*Challenge 1*.
Transcribe the passage of the blog post on election math between "Today, following the" and "hearing about Bloomberg.", inclusive.
*Challenge 2*.
Continue the blog post on election math from its final sentence onward.

*Text block*.
######

I should never flip the dial to MSNBC when Chris Matthews is on because he's insane, but alas, I occasionally do.
Today, following the Bill Cunningham flap, Matthews is trying to figure out which way John McCain should play the radical right: should he pander to them to get their votes, or triangulate against them to get moderate votes? Here's his math:
I think McCain can pick up three votes for very vote he loses on the right, because I think you're right, the right will vote and I also think those suburbs are looking for a candidate still. That's why we keep hearing about Bloomberg.
"Matthews math" is interesting because it's the complete opposite of "Rove Math." Rove's formula for winning elections is to fire up the rightwing base to a fever pitch so they turn out in overwhelming numbers and outnumber the Democrats. Rove couldn't care less about voters in the middle because he just doesn't think there are very many, and he figures those few will split their votes and cancel each other out.
"Rove math" worked in 2004 because the rightwing base was fired up by anti-gay marriage referenda in 13 states, including the decisive state of Ohio. "Rove math" did not work in 2006 because the rightwing base was demoralized by Iraq, Katrina, and GOP corruption, epitomized by the Duke Cunningham and the late-breaking Mark Foley scandals. The rightwing base didn't vote for Democrats in 2006 - they simply stayed home, just as Democrats did in 1994 when Newt Gingrich's Republican Revolutionaries won Congress for the first time in 40 years.

######

*Source excerpt*.
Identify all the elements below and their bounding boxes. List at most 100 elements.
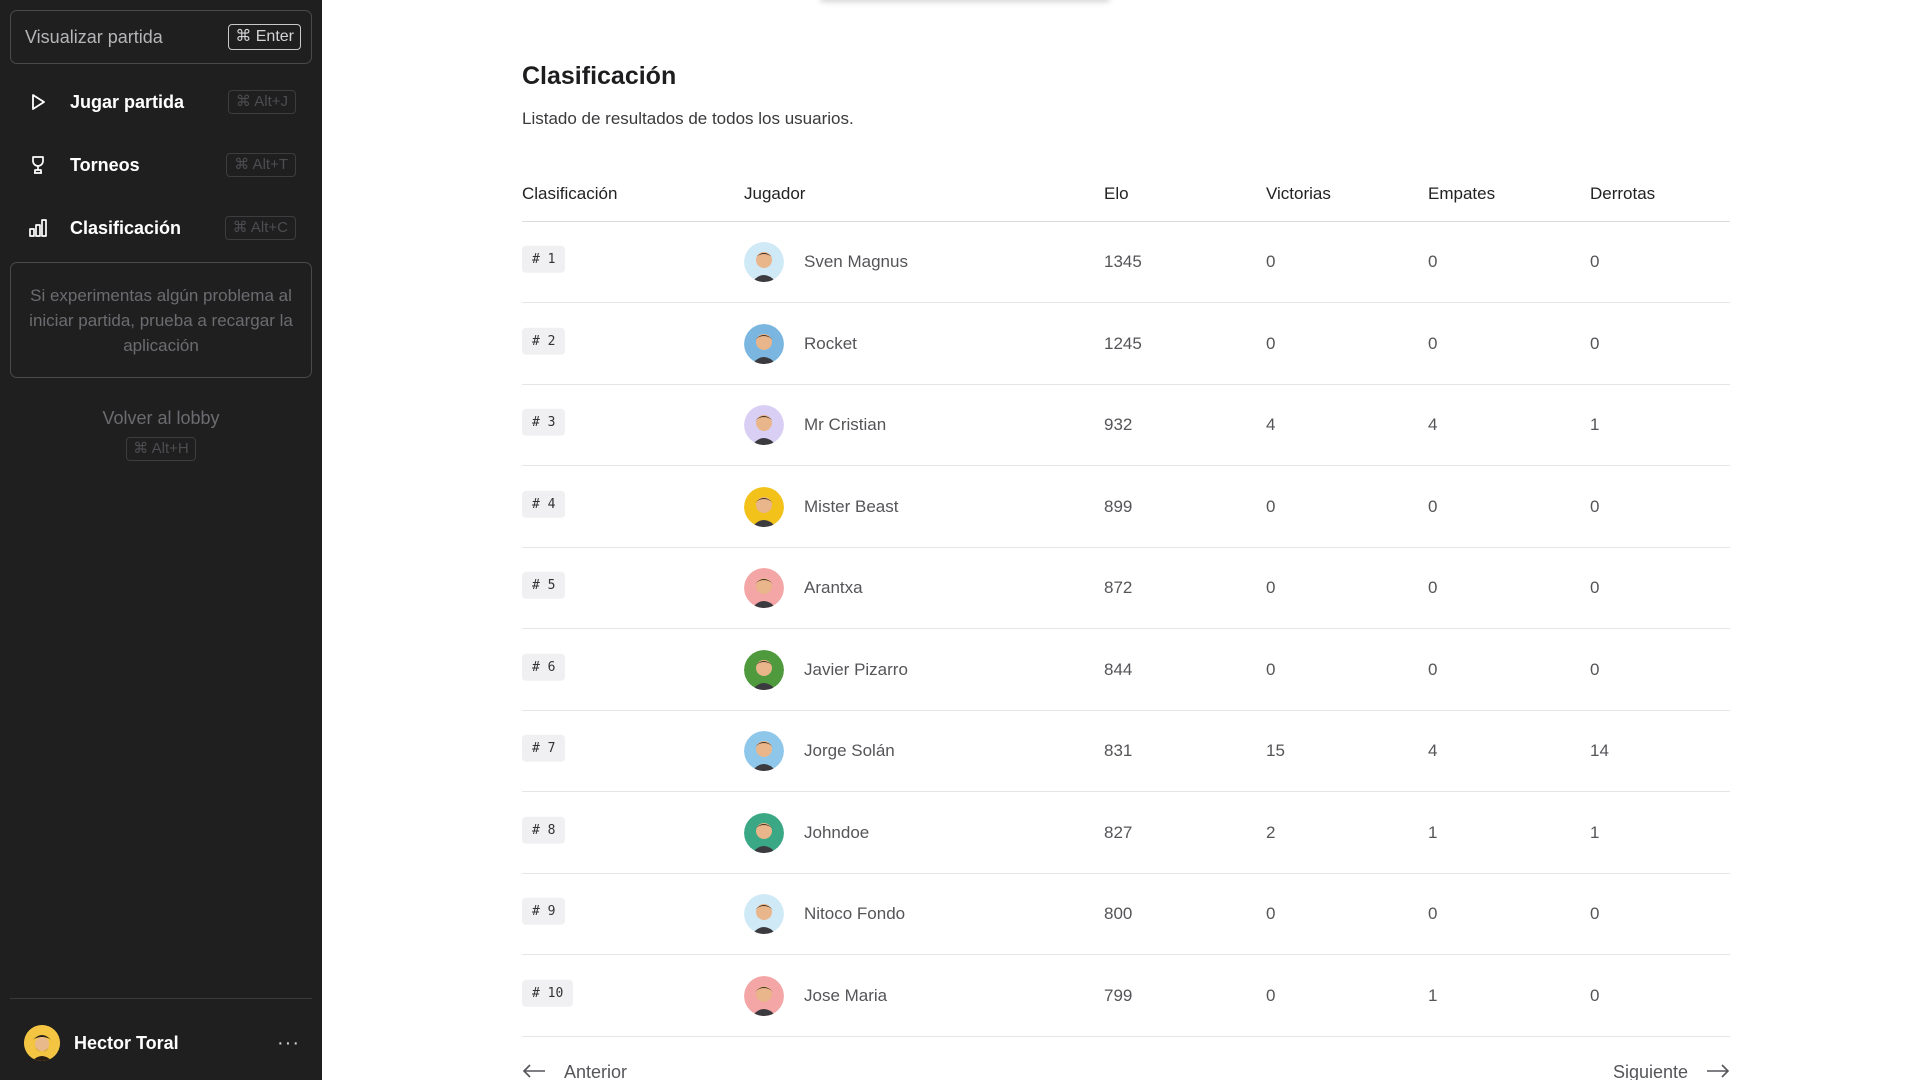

######

*Final result 1*.
Today, following the Bill Cunningham flap, Matthews is trying to figure out which way John McCain should play the radical right: should he pander to them to get their votes, or triangulate against them to get moderate votes? Here's his math:
I think McCain can pick up three votes for very vote he loses on the right, because I think you're right, the right will vote and I also think those suburbs are looking for a candidate still. That's why we keep hearing about Bloomberg.

*Final result 2*.
"Matthews math" assumes two things: (1) that the right will always turn out to vote, and (2) that there is a large group of suburban swing voters who will embrace a Republican who trashes the right.
But (1) was proved false in 2006, when the right did not turn out, despite endless GOP fearmongering aimed at Nancy Pelosi, John Conyers, and Charlie Rangel.
And (2) is just a figment of Matthews' imagination for which there is absolutely no empirical evidence. Long before Rove and Bush came to Washington, progressive author Jim Hightower told everyone "there's nothing in the middle of the road but yellow stripes and dead armadillos."
Still, I hope against hope that John McCain will follow Matthews right over the political cliff...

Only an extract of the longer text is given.